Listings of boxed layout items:
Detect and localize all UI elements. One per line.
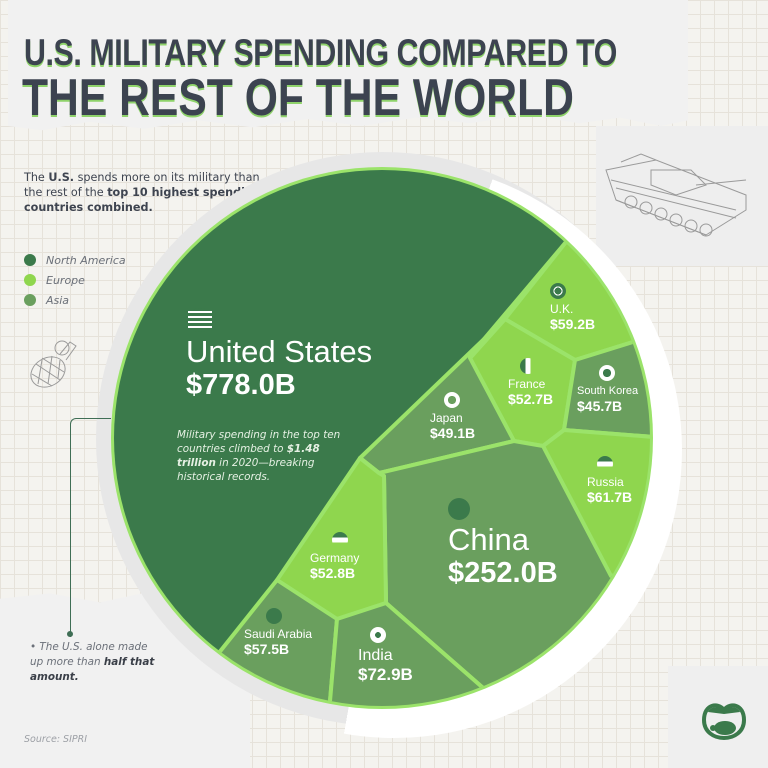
country-value: $778.0B [186, 369, 296, 401]
legend: North America Europe Asia [24, 250, 126, 310]
intro-text-bold: U.S. [48, 171, 75, 184]
country-name: Germany [310, 551, 360, 565]
note-text: Military spending in the top ten countri… [177, 429, 341, 455]
country-name: India [358, 647, 393, 664]
note-text: in 2020—breaking historical records. [177, 457, 315, 483]
note-bold: half that amount. [30, 656, 155, 683]
country-name: United States [186, 334, 373, 369]
legend-swatch-europe [24, 274, 36, 286]
intro-text: The U.S. spends more on its military tha… [24, 170, 264, 215]
country-value: $252.0B [448, 557, 558, 589]
india-flag-icon [370, 627, 386, 643]
japan-flag-icon [444, 392, 460, 408]
intro-text-part: spends more on its military than the res… [24, 171, 260, 199]
germany-flag-icon [332, 532, 348, 548]
us-note: Military spending in the top ten countri… [177, 428, 357, 484]
callout-leader-line [70, 418, 111, 637]
country-name: Japan [430, 411, 463, 425]
uk-flag-icon [550, 283, 566, 299]
country-name: Russia [587, 475, 624, 489]
legend-item-north-america: North America [24, 250, 126, 270]
intro-text-bold: top 10 highest spending countries combin… [24, 186, 261, 214]
country-value: $61.7B [587, 489, 633, 505]
country-name: France [508, 377, 546, 391]
saudi-arabia-flag-icon [266, 608, 282, 624]
label-germany: Germany $52.8B [310, 532, 359, 581]
country-name: South Korea [577, 385, 639, 397]
torn-paper-logo [668, 666, 768, 768]
note-bold: $1.48 trillion [177, 443, 320, 469]
legend-label: North America [46, 253, 126, 267]
legend-label: Asia [46, 293, 70, 307]
us-flag-icon [188, 308, 212, 332]
cell-china[interactable] [377, 439, 700, 768]
china-flag-icon [448, 498, 470, 520]
grenade-icon [30, 340, 77, 388]
legend-label: Europe [46, 273, 85, 287]
country-name: China [448, 522, 529, 557]
label-saudi-arabia: Saudi Arabia $57.5B [244, 608, 312, 657]
legend-swatch-asia [24, 294, 36, 306]
legend-item-europe: Europe [24, 270, 126, 290]
label-china: China $252.0B [448, 498, 558, 589]
country-value: $52.7B [508, 391, 554, 407]
callout-leader-dot [67, 631, 73, 637]
intro-text-part: The [24, 171, 49, 184]
side-note: • The U.S. alone made up more than half … [30, 640, 160, 685]
source-text: Source: SIPRI [24, 734, 88, 745]
brand-logo-icon [701, 703, 747, 741]
country-value: $59.2B [550, 316, 596, 332]
label-united-states: United States $778.0B [186, 308, 372, 401]
note-text: • The U.S. alone made up more than [30, 641, 148, 668]
country-value: $45.7B [577, 398, 623, 414]
label-south-korea: South Korea $45.7B [577, 365, 638, 414]
russia-flag-icon [597, 456, 613, 472]
label-uk: U.K. $59.2B [550, 283, 595, 332]
label-india: India $72.9B [358, 627, 413, 685]
title-line-1: U.S. MILITARY SPENDING COMPARED TO [24, 32, 617, 73]
label-france: France $52.7B [508, 358, 553, 407]
torn-paper-tank [596, 126, 768, 266]
country-value: $52.8B [310, 565, 356, 581]
label-russia: Russia $61.7B [587, 456, 632, 505]
france-flag-icon [520, 358, 536, 374]
country-name: U.K. [550, 302, 574, 316]
country-name: Saudi Arabia [244, 627, 313, 641]
legend-swatch-north-america [24, 254, 36, 266]
country-value: $57.5B [244, 641, 290, 657]
title-line-2: THE REST OF THE WORLD [22, 69, 574, 127]
tank-icon [605, 153, 747, 237]
torn-paper-header [8, 0, 688, 131]
country-value: $72.9B [358, 665, 413, 684]
legend-item-asia: Asia [24, 290, 126, 310]
country-value: $49.1B [430, 425, 476, 441]
south-korea-flag-icon [599, 365, 615, 381]
label-japan: Japan $49.1B [430, 392, 475, 441]
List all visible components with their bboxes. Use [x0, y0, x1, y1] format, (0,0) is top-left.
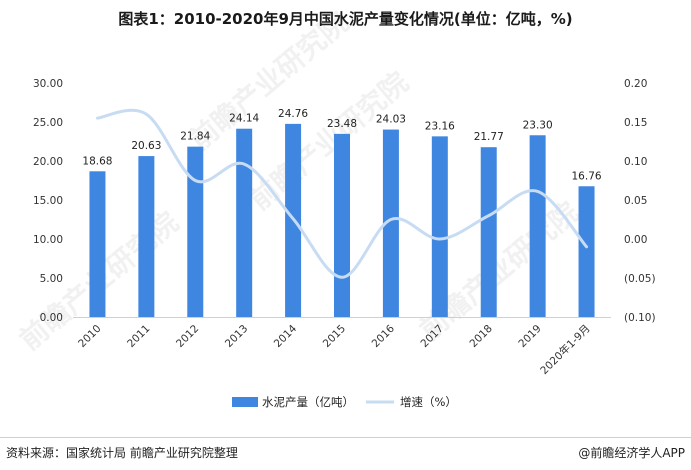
x-tick-label: 2016	[370, 322, 398, 350]
footer-divider	[0, 437, 691, 438]
y-left-tick-label: 15.00	[33, 195, 63, 207]
y-right-tick-label: (0.10)	[624, 312, 656, 324]
x-tick-label: 2015	[321, 323, 348, 350]
y-right-tick-label: 0.15	[624, 117, 647, 129]
y-left-tick-label: 0.00	[40, 312, 63, 324]
legend-line-label: 增速（%）	[400, 395, 457, 409]
legend-bar-label: 水泥产量（亿吨）	[262, 395, 354, 409]
y-right-tick-label: 0.20	[624, 78, 647, 90]
y-left-tick-label: 30.00	[33, 78, 63, 90]
bar-value-label: 23.48	[327, 118, 357, 130]
x-tick-label: 2019	[516, 323, 543, 350]
bar	[187, 146, 204, 317]
x-tick-label: 2018	[467, 323, 494, 350]
bar	[431, 136, 448, 317]
bar-value-label: 21.84	[180, 131, 210, 143]
bar	[529, 135, 546, 317]
brand-credit: @前瞻经济学人APP	[578, 446, 685, 460]
x-tick-label: 2017	[419, 323, 446, 350]
chart-title: 图表1：2010-2020年9月中国水泥产量变化情况(单位：亿吨，%)	[118, 10, 573, 28]
source-note: 资料来源：国家统计局 前瞻产业研究院整理	[6, 446, 238, 460]
y-right-tick-label: 0.10	[624, 156, 647, 168]
bar	[236, 128, 253, 317]
x-tick-label: 2014	[272, 322, 300, 350]
bar-value-label: 24.76	[278, 108, 308, 120]
y-left-tick-label: 10.00	[33, 234, 63, 246]
growth-rate-line	[95, 108, 589, 279]
y-left-tick-label: 25.00	[33, 117, 63, 129]
y-right-tick-label: 0.00	[624, 234, 647, 246]
bar	[578, 186, 595, 317]
x-tick-label: 2020年1-9月	[538, 322, 593, 377]
y-left-tick-label: 20.00	[33, 156, 63, 168]
chart: 0.00 5.00 10.00 15.00 20.00 25.00 30.00 (0.10) (…	[33, 78, 656, 409]
bar	[138, 156, 155, 317]
bar	[89, 171, 106, 317]
bar-value-label: 24.14	[229, 113, 259, 125]
legend-bar-swatch	[232, 397, 258, 407]
bar-value-label: 20.63	[131, 140, 161, 152]
bar	[382, 129, 399, 317]
x-tick-label: 2013	[223, 323, 250, 350]
x-tick-label: 2010	[76, 323, 103, 350]
y-right-tick-label: 0.05	[624, 195, 647, 207]
bar-value-label: 18.68	[82, 155, 112, 167]
y-left-tick-label: 5.00	[40, 273, 63, 285]
x-tick-label: 2012	[174, 323, 201, 350]
bar	[480, 147, 497, 317]
bar-value-label: 21.77	[474, 131, 504, 143]
x-tick-label: 2011	[125, 323, 152, 350]
y-right-tick-label: (0.05)	[624, 273, 656, 285]
bar-value-label: 23.30	[523, 119, 553, 131]
bar-value-label: 23.16	[425, 120, 455, 132]
bar	[334, 133, 350, 317]
bar-value-label: 16.76	[572, 170, 602, 182]
bar-value-label: 24.03	[376, 114, 406, 126]
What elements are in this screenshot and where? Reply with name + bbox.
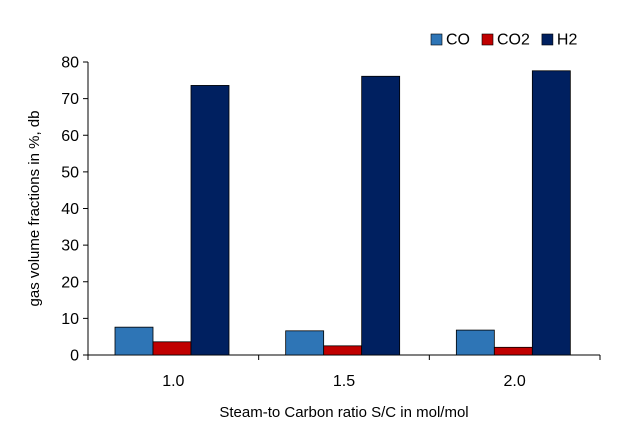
y-tick-label: 70 xyxy=(61,91,79,108)
y-axis-label: gas volume fractions in %, db xyxy=(26,111,43,307)
y-tick-label: 80 xyxy=(61,55,79,72)
legend-swatch-co2 xyxy=(481,33,494,46)
legend: CO CO2 H2 xyxy=(430,32,578,49)
x-axis-ticks: 1.0 1.5 2.0 xyxy=(87,355,601,390)
bars xyxy=(114,70,571,356)
bar-co2-2-0 xyxy=(493,346,533,356)
bar-co2-1-0 xyxy=(152,341,192,356)
legend-label-co: CO xyxy=(446,32,470,49)
bar-h2-2-0 xyxy=(531,70,571,356)
legend-label-co2: CO2 xyxy=(497,32,530,49)
y-tick-label: 60 xyxy=(61,128,79,145)
x-tick-label: 1.0 xyxy=(162,373,184,390)
bar-h2-1-5 xyxy=(361,75,401,356)
x-axis-label: Steam-to Carbon ratio S/C in mol/mol xyxy=(219,404,468,421)
bar-h2-1-0 xyxy=(190,85,230,356)
y-tick-label: 40 xyxy=(61,201,79,218)
y-tick-label: 30 xyxy=(61,238,79,255)
bar-co2-1-5 xyxy=(323,345,363,356)
bar-co-1-5 xyxy=(285,330,325,356)
bar-co-1-0 xyxy=(114,326,154,356)
bar-co-2-0 xyxy=(455,329,495,356)
legend-label-h2: H2 xyxy=(557,32,578,49)
x-tick-label: 1.5 xyxy=(333,373,355,390)
legend-swatch-h2 xyxy=(541,33,554,46)
y-tick-label: 50 xyxy=(61,164,79,181)
y-tick-label: 20 xyxy=(61,274,79,291)
y-axis-ticks: 0 10 20 30 40 50 60 70 80 xyxy=(61,55,88,365)
plot-area: 0 10 20 30 40 50 60 70 80 1.0 1.5 2.0 xyxy=(61,55,601,390)
legend-swatch-co xyxy=(430,33,443,46)
x-tick-label: 2.0 xyxy=(504,373,526,390)
y-tick-label: 0 xyxy=(70,348,79,365)
y-tick-label: 10 xyxy=(61,311,79,328)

Requirement: Update the entries from the line with "country-value: $778.0B [186, 369, 296, 401]" up to and including the line with "country-name: Russia [587, 475, 624, 489]", putting "flag-symbol" wherever "flag-icon" appears and leaving everything else unchanged.

Correct result:
country-value: $778.0B [186, 369, 296, 401]
legend: North America Europe Asia [24, 250, 126, 310]
intro-text-bold: U.S. [48, 171, 75, 184]
country-name: Germany [310, 551, 360, 565]
note-text: Military spending in the top ten countri… [177, 429, 341, 455]
country-name: India [358, 647, 393, 664]
note-text: in 2020—breaking historical records. [177, 457, 315, 483]
note-bold: half that amount. [30, 656, 155, 683]
country-name: United States [186, 334, 373, 369]
legend-swatch-europe [24, 274, 36, 286]
intro-text: The U.S. spends more on its military tha… [24, 170, 264, 215]
country-value: $252.0B [448, 557, 558, 589]
india-flag-symbol [370, 627, 386, 643]
japan-flag-symbol [444, 392, 460, 408]
intro-text-part: spends more on its military than the res… [24, 171, 260, 199]
germany-flag-symbol [332, 532, 348, 548]
us-note: Military spending in the top ten countri… [177, 428, 357, 484]
callout-leader-line [70, 418, 111, 637]
country-name: Japan [430, 411, 463, 425]
uk-flag-symbol [550, 283, 566, 299]
country-name: Russia [587, 475, 624, 489]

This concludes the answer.